_What you will do_
Continue the news article on ethnic studies in San Francisco schools, picking up after its final sentence.

San Francisco Unified School District Superintendent Dr. Maria Su speaks during a press conference at the school district offices in San Francisco on April 21, 2025. (Beth LaBerge/KQED)
In a statement, a district spokesperson said, “The superintendent is currently in active discussions with principals and various stakeholders regarding high school curriculum and course sequencing for social studies, including Ethnic Studies, in fall 2025.”
The district said there was no anticipated change to the ethnic studies graduation requirement, which is mandated by school board policy.
“We are committed to keeping our community informed as soon as we have an official update,” the statement said.
Ethnic studies teachers told KQED they’re worried that a potential pause could turn into a repeal of the class altogether.
“There’s no more teachers on special assignment, nobody’s actually teaching ethnic studies, I’ve heard no talk of work groups, there’s no funding to get teachers together to keep on working on the curriculum … then you run into the same issue about access to resources,” Aguirre said.
Alexander said that an audit of the curriculum is a good idea — especially given valid concerns about certain class materials — but he believes the class should continue in the interim.
He said that a few years ago, when a group of parents approached the district with concerns about racism in the U.S. history curriculum, prompting an audit, “we didn’t stop teaching U.S. history.”
“We analyzed the curriculum and looked at ways that we could improve [it] and make them anti-racist in line with our values,” Alexander told KQED. “That to me seems like the appropriate response when this kind of thing comes up. I’ve never heard of stopping a course because of curriculum concerns.”
A larger movement
The decision comes as the state also seems to be backing away from its push to broaden ethnic studies education.
Gov. Gavin Newsom signed legislation in 2021 mandating a semester in the course for all public school students beginning with the class of 2030, who will enter ninth grade in the fall. The same year, the state board of education adopted a model curriculum for the course.

(Source data)

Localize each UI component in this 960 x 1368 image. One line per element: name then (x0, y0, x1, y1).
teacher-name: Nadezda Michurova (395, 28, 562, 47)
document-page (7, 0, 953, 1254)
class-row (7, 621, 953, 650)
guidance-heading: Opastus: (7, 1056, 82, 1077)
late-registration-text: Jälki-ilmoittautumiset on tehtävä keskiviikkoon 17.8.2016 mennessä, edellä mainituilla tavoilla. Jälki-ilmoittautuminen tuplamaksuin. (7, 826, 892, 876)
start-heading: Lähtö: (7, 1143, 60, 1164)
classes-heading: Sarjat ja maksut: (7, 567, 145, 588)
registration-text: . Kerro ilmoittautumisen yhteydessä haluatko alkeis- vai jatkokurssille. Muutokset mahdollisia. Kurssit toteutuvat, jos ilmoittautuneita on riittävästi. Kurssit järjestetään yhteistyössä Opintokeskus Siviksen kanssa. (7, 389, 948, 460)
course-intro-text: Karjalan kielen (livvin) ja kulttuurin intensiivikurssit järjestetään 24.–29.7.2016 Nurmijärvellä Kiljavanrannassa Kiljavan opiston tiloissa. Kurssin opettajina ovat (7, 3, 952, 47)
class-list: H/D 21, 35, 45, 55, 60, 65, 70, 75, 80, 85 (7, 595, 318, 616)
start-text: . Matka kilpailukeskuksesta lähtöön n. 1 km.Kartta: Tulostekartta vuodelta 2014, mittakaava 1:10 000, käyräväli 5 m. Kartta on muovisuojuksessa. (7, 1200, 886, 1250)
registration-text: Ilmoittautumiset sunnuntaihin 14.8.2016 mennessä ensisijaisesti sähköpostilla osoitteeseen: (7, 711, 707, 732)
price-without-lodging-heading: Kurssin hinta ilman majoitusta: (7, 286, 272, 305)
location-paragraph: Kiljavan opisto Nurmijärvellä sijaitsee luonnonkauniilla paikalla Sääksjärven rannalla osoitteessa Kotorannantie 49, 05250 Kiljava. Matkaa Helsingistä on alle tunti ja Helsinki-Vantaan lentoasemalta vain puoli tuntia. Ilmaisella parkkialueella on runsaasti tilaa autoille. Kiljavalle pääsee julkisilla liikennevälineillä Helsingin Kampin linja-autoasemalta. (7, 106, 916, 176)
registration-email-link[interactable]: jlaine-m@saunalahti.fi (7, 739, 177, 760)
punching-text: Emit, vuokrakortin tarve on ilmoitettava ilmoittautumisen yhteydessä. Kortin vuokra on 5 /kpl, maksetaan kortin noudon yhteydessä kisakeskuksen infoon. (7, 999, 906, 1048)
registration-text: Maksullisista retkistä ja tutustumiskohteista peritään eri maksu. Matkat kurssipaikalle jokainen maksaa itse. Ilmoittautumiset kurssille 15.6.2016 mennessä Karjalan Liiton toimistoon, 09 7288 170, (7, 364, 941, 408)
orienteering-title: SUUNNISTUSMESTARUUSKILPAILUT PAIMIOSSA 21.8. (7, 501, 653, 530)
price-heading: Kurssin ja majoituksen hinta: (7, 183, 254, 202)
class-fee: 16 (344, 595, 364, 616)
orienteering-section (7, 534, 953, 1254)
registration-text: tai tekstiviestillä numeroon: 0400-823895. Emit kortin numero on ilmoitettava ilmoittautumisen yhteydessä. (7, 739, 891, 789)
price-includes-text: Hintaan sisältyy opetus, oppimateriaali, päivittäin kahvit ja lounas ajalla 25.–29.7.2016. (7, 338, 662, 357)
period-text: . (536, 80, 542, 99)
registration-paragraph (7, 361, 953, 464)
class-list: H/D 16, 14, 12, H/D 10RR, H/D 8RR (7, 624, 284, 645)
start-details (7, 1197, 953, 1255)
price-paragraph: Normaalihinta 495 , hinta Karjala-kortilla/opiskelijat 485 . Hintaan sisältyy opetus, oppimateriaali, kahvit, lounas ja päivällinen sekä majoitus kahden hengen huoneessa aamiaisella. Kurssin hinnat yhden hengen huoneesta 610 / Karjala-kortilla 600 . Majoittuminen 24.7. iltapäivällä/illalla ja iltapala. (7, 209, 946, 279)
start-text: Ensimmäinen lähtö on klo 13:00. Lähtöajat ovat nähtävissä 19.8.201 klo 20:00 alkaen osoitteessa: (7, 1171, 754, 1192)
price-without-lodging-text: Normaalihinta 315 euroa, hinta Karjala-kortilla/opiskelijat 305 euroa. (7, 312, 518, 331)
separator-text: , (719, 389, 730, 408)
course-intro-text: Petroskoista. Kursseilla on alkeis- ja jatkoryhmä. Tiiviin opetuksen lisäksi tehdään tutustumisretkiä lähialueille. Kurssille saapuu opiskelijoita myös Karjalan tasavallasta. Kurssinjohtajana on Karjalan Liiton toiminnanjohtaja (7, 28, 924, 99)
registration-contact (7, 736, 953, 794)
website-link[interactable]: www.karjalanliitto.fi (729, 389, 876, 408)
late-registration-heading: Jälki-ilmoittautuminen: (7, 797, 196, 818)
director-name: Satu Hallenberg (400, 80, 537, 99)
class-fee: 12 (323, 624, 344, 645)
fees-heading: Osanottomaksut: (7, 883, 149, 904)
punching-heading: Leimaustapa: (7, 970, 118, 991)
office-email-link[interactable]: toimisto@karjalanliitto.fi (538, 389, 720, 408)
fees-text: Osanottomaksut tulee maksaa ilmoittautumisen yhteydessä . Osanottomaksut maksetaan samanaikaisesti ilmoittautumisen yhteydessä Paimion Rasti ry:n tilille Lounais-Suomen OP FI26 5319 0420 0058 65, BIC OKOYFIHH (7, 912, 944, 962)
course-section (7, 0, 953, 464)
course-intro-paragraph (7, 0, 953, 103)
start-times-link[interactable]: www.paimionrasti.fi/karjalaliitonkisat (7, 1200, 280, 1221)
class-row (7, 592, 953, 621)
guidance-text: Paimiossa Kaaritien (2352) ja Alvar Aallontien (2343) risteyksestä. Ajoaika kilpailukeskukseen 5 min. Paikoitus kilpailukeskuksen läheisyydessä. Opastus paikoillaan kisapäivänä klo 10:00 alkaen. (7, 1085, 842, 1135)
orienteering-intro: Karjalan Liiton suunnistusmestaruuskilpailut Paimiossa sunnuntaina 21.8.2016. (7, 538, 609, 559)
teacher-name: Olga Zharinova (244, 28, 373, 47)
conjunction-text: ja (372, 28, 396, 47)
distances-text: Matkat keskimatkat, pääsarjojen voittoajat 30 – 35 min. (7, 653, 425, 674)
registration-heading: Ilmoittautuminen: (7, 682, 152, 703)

_Result of the exercise_
Gov. Gavin Newsom on Sept. 28, 2024. (Photo Courtesy of Governor of California via Flickr)
However, California’s current 2025–26 budget plan, which needs to be adopted by the end of this month, doesn’t include funding to implement ethnic studies statewide.
Under the 2021 law that created the ethnic studies requirement, the state had to provide money to pay for course materials, teachers and training for the mandate to take effect.
At the same time, districts around the Bay Area and the state have also been backing off plans to expand the course in the face of legal challenges, many of which have stemmed from Israel’s war in Gaza and concerns over allegations of antisemitism in schools.
A bill making its way through California’s Legislature that aims to strengthen protections against discrimination and antisemitism has also been criticized by some teachers and advocacy groups who worry it could prohibit students from learning about Palestine and human rights more broadly.
“The reason why ethnic studies was created in the 1960s in San Francisco was because of the lack of education for students of color about their own identities,” Lavin said. Without ethnic studies, she asked, “Where exactly are those students supposed to get their representation?”